::: Material for this exercise :::

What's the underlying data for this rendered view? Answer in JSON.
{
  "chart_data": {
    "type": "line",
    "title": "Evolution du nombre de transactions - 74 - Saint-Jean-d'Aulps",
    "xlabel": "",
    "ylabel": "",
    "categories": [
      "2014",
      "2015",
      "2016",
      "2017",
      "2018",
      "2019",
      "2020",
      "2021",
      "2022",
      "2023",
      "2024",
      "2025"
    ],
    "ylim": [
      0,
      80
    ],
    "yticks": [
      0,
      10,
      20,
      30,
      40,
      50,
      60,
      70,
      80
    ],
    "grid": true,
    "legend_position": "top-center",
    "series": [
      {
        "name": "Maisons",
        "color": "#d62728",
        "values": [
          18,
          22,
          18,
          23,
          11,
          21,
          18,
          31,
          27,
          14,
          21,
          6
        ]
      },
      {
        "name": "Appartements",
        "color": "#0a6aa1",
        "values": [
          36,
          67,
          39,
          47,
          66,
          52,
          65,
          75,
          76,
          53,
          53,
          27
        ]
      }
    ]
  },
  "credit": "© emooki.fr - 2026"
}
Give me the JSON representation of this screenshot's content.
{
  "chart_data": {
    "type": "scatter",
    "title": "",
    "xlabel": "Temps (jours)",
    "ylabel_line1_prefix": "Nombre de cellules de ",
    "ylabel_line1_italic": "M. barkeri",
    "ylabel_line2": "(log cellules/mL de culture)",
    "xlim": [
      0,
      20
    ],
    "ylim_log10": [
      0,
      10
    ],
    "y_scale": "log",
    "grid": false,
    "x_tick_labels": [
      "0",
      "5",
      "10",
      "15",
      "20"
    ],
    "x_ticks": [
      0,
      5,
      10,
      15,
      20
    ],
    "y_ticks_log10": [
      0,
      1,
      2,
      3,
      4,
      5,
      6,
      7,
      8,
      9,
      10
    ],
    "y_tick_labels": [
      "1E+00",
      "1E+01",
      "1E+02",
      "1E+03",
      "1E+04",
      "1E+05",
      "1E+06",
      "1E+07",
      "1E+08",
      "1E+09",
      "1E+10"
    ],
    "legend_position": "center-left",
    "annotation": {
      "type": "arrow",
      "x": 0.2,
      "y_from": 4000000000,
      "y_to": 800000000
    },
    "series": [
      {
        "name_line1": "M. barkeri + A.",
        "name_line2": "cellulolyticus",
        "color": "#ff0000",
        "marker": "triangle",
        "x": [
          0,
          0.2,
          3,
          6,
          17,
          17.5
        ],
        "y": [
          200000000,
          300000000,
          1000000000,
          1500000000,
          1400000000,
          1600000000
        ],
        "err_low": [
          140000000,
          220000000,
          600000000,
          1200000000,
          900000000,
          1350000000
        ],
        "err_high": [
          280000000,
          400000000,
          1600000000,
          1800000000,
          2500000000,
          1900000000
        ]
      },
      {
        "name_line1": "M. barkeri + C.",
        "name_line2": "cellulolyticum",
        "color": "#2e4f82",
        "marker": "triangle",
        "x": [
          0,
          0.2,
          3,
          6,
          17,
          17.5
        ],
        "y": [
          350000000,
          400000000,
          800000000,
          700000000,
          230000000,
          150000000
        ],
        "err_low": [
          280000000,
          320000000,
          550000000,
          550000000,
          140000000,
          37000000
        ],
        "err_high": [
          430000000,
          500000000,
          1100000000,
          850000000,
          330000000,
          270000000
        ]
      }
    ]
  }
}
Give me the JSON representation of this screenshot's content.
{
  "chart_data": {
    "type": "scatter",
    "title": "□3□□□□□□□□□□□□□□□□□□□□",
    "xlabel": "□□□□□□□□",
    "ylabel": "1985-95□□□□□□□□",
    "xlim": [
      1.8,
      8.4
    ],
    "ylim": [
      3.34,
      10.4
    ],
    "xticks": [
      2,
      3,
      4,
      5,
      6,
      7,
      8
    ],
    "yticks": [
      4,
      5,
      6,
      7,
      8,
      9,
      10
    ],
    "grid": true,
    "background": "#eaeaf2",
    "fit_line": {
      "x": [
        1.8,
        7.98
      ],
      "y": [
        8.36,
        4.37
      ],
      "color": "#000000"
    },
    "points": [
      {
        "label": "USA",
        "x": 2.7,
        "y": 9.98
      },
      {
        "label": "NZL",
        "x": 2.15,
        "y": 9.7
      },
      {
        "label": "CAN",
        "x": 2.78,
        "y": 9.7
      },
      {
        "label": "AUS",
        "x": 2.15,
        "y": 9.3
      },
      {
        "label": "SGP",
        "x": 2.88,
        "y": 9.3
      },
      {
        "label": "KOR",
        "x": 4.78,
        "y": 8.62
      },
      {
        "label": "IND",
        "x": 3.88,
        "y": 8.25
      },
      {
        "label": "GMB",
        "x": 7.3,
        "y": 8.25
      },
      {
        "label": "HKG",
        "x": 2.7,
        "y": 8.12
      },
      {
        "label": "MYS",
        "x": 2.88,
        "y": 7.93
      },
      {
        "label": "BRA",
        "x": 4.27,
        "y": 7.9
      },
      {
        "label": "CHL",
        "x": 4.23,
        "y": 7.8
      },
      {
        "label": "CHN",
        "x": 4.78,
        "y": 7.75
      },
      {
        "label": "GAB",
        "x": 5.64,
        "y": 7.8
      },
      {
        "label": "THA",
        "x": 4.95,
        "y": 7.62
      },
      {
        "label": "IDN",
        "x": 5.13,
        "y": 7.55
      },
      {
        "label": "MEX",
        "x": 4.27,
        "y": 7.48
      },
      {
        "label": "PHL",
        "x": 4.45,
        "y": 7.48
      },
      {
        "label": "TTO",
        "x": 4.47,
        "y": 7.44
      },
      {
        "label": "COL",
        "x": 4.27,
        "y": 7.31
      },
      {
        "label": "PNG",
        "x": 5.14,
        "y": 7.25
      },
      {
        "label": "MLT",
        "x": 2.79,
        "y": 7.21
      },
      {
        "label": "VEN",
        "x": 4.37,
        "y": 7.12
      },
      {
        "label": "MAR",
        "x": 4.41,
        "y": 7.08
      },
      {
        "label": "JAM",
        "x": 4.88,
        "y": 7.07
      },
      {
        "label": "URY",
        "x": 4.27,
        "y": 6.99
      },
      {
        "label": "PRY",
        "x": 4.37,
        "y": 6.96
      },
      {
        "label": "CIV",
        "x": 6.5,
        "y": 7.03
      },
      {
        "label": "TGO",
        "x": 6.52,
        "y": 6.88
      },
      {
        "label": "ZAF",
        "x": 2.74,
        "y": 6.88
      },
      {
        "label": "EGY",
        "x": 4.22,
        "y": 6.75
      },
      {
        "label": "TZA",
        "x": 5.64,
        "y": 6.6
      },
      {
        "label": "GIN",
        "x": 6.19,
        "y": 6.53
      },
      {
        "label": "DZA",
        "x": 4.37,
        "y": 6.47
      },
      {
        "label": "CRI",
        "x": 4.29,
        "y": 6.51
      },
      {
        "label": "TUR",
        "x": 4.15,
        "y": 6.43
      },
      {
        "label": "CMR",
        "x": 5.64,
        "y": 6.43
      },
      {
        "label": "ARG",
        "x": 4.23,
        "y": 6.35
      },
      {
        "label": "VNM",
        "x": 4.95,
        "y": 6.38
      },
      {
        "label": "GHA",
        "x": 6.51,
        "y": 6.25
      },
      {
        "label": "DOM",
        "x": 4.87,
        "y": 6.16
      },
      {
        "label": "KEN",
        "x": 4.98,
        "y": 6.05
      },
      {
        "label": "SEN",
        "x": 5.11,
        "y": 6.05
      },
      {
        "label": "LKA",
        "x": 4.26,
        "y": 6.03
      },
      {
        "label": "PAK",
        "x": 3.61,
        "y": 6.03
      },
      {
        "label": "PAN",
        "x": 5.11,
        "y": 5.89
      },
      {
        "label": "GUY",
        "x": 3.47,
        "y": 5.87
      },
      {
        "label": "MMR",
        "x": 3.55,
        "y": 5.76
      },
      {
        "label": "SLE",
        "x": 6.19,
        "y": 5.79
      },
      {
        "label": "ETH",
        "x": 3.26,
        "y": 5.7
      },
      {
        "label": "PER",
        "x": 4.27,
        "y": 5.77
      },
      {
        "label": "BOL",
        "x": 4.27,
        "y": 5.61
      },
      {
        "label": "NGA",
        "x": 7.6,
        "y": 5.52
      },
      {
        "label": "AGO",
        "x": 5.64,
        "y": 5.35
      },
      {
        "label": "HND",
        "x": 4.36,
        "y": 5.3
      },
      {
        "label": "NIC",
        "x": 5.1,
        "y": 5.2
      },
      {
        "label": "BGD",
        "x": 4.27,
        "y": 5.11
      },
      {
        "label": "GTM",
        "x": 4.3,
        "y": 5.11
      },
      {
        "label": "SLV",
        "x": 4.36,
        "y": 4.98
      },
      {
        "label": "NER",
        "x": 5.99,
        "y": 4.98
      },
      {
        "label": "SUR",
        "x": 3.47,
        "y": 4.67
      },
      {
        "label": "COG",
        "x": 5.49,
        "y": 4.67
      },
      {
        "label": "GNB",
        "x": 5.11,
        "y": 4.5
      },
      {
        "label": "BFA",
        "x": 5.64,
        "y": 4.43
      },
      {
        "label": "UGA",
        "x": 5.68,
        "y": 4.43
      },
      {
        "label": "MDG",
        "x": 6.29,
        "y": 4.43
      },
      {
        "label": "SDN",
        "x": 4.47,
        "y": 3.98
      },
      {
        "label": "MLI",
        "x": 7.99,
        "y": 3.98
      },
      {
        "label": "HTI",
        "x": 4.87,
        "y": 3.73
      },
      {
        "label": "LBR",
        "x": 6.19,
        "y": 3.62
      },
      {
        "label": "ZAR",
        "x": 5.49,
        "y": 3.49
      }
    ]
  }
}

:::

__Instructions to follow__:
Within the entries above, work out how many lines contain the word "barkeri". The number alone is the answer.

__Correct response__:
3